* _Indicaciones_
(1) En el texto sobre la utopía del Reino:
(a) ¿Junto a qué vive el utópico?
(b) ¿Qué es un político que no vive en la utopía?
(c) ¿Qué se dice de un viejo que no es utópico?
(2) ¿Podrías prolongar la reflexión sobre la utopía del Reino a partir de su última frase?

* _Página_
____

LA UTOPÍA DEL REINO
Somos una
mezcla explosiva de realidad y utopía,
sueño de
futuro impreciso
en un
presente inacabado.
Utopía es
fijar la mirada en algo sin lugar. Posible o imposible,
realizable o irrealizable, pero no situable. Fuera de nuestro
mapa. El utópico vive junto a la locura.
El
evangelio es una utopía. La iglesia de Jesús es una utopía. La
tierra prometida es una utopía. El mundo en el que vivan juntos
corderos y lobos es una utopía. La eucaristía es alimento para
una utopía.
El
cristiano es un hombre que sueña, como Jesús, en la utopía.
Trabaja por la utopía, genera utopías, siembra utopías, aunque
acabe, con frecuencia, destrozado por la realidad.
Sin
utopías seríamos simples animales. Estamos condenados al hambre
de la perfección. Si un político no vive en la utopía, es un
mero comerciante. Si un cristiano no siente la herida de la
utopía es un simple pagano. Si un joven no es utópico es ya un
viejo. Si un viejo no es utópico es que ya está muerto.
La utopía:
he ahí una de las grandes raíces de la profunda insatisfacción
humana.
Con la
perspectiva de un Dios Padre, oteando desde la última colina,
esa tensión es soportable en la esperanza. Sin un Dios bueno,
allá al final, esto no hay quien lo aguante.
Estar
siempre en camino, estar haciéndose siempre. Ese
sueño de verse terminado, esa angustia de inestabilidad, esa
locura por lo absoluto es fuente de amargura, de miedo, del
ridículo humano.

____

* _Material proporcionado_
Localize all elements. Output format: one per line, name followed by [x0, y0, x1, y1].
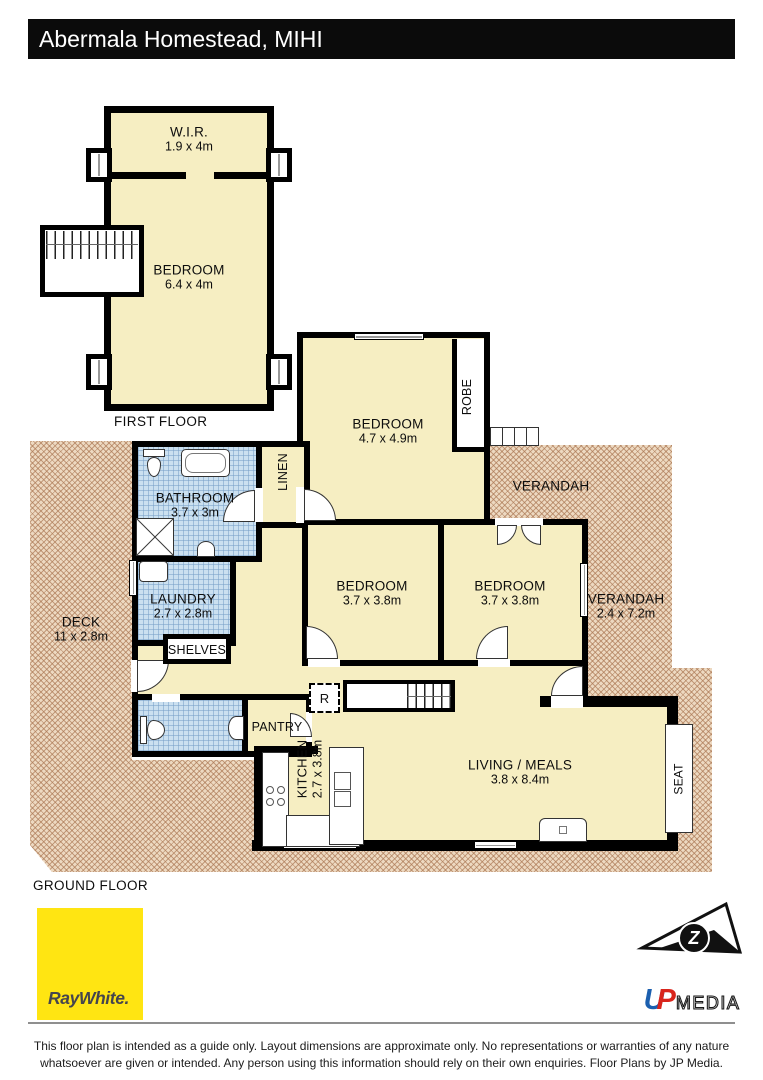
window [86, 354, 112, 390]
page-title: Abermala Homestead, MIHI [28, 19, 735, 59]
room-label-living: LIVING / MEALS 3.8 x 8.4m [468, 757, 572, 786]
stair-treads-icon [46, 231, 138, 259]
room-dims: 1.9 x 4m [165, 140, 213, 154]
wall-opening [478, 659, 510, 667]
room-dims: 2.7 x 2.8m [150, 607, 216, 621]
room-name: VERANDAH [513, 478, 590, 493]
room-dims: 3.7 x 3.8m [336, 594, 407, 608]
jp-p: P [657, 984, 676, 1016]
shelves-label: SHELVES [168, 643, 226, 657]
room-label-deck: DECK 11 x 2.8m [54, 614, 108, 643]
fridge-label: R [320, 691, 329, 706]
jp-media-wordmark: UPMEDIA [628, 984, 756, 1017]
steps-icon [489, 427, 539, 446]
room-dims: 2.7 x 3.8m [310, 740, 324, 798]
room-dims: 3.7 x 3m [156, 506, 235, 520]
room-name: BEDROOM [352, 416, 423, 431]
seat-label: SEAT [672, 763, 685, 794]
window [474, 841, 517, 849]
fireplace-inner [559, 826, 567, 834]
burner-icon [277, 798, 285, 806]
disclaimer-line-2: whatsoever are given or intended. Any pe… [30, 1055, 733, 1072]
sink-icon [334, 791, 351, 807]
room-name: VERANDAH [588, 591, 665, 606]
room-name: LINEN [276, 453, 290, 491]
room-name: W.I.R. [165, 124, 213, 139]
room-label-bathroom: BATHROOM 3.7 x 3m [156, 490, 235, 519]
burner-icon [266, 798, 274, 806]
burner-icon [277, 786, 285, 794]
room-label-pantry: PANTRY [252, 720, 303, 734]
wall [111, 172, 186, 179]
shower-icon [136, 518, 174, 556]
wall-opening [255, 488, 263, 522]
room-label-verandah-right: VERANDAH 2.4 x 7.2m [588, 591, 665, 620]
window [129, 560, 137, 596]
divider-line [28, 1022, 735, 1024]
wall-opening [103, 262, 112, 292]
room-name: LIVING / MEALS [468, 757, 572, 772]
room-name: ROBE [460, 379, 474, 415]
room-name: BEDROOM [474, 578, 545, 593]
jp-logo-letter: Z [688, 928, 701, 948]
room-name: PANTRY [252, 720, 303, 734]
room-label-verandah-top: VERANDAH [513, 478, 590, 493]
ray-white-logo: RayWhite. [37, 908, 143, 1020]
jp-media-compass-icon: Z [636, 898, 752, 974]
window [86, 148, 112, 182]
room-name: SEAT [672, 763, 685, 794]
wall-opening [551, 695, 583, 708]
window [266, 148, 292, 182]
wall-opening [152, 694, 180, 702]
room-label-bedroom-right: BEDROOM 3.7 x 3.8m [474, 578, 545, 607]
jp-media-text: MEDIA [676, 993, 741, 1013]
sink-icon [334, 772, 351, 790]
room-dims: 4.7 x 4.9m [352, 432, 423, 446]
room-name: BEDROOM [336, 578, 407, 593]
disclaimer-line-1: This floor plan is intended as a guide o… [30, 1038, 733, 1055]
wall [214, 172, 267, 179]
wall-opening [308, 659, 340, 667]
room-label-robe: ROBE [460, 379, 474, 415]
room-dims: 2.4 x 7.2m [588, 607, 665, 621]
room-label-bedroom-left: BEDROOM 3.7 x 3.8m [336, 578, 407, 607]
window [354, 333, 424, 340]
room-name: LAUNDRY [150, 591, 216, 606]
toilet-icon [140, 716, 147, 744]
room-label-laundry: LAUNDRY 2.7 x 2.8m [150, 591, 216, 620]
fridge-box: R [309, 683, 340, 713]
ground-floor-caption: GROUND FLOOR [33, 878, 148, 893]
first-floor-caption: FIRST FLOOR [114, 414, 207, 429]
wall [254, 746, 262, 851]
room-name: DECK [54, 614, 108, 629]
window [266, 354, 292, 390]
room-name: SHELVES [168, 643, 226, 657]
disclaimer: This floor plan is intended as a guide o… [30, 1038, 733, 1072]
room-label-linen: LINEN [276, 453, 290, 491]
room-label-ff-bedroom: BEDROOM 6.4 x 4m [153, 262, 224, 291]
basin-icon [197, 541, 215, 557]
room-name: KITCHEN [296, 740, 311, 798]
room-dims: 3.8 x 8.4m [468, 773, 572, 787]
room-dims: 6.4 x 4m [153, 278, 224, 292]
laundry-trough-icon [139, 561, 168, 582]
room-name: BATHROOM [156, 490, 235, 505]
room-label-bedroom-main: BEDROOM 4.7 x 4.9m [352, 416, 423, 445]
floor-plan-page: Abermala Homestead, MIHI W.I.R. 1.9 x 4m… [0, 0, 763, 1080]
bathtub-inner [185, 453, 226, 473]
room-label-wir: W.I.R. 1.9 x 4m [165, 124, 213, 153]
stair-treads-icon [407, 684, 451, 708]
basin-icon [228, 716, 244, 740]
room-dims: 11 x 2.8m [54, 630, 108, 644]
room-label-kitchen: KITCHEN 2.7 x 3.8m [296, 740, 325, 798]
wall-opening [296, 487, 304, 523]
ray-white-wordmark: RayWhite. [48, 988, 129, 1009]
burner-icon [266, 786, 274, 794]
room-name: BEDROOM [153, 262, 224, 277]
room-dims: 3.7 x 3.8m [474, 594, 545, 608]
toilet-icon [143, 449, 165, 457]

____

* _Respuestas por tarea_
(1)
(a) Junto a la locura.
(b) Un mero comerciante.
(c) Que ya está muerto.

(2)
Al buscar
desesperadamente dogmas, buscamos lo absoluto, anhelamos metas,
fingimos seguridades imposibles. A las que nos aferramos hoy, y
que nos convierten, al día siguiente, en payasos. Todo por
querer transformar la vulgar realidad en la utopía atrapada.
Esto
quiere decir que el conocimiento filosófico, ni el teológico,
ni siquiera el científico, han llegado, en nada, a ninguna
estación final. El hombre no lo sabe todo de algo. No ha
conquistado nada del todo. La raza humana no está en situación
de haber vencido, por completo, en ninguna de sus batallas. Los
dueños, ya sean religiosos, políticos, científicos o filósofos,
al absolutizar y dogmatizar sus conquistas, corren el riesgo de
que el tiempo se mofe de ellos.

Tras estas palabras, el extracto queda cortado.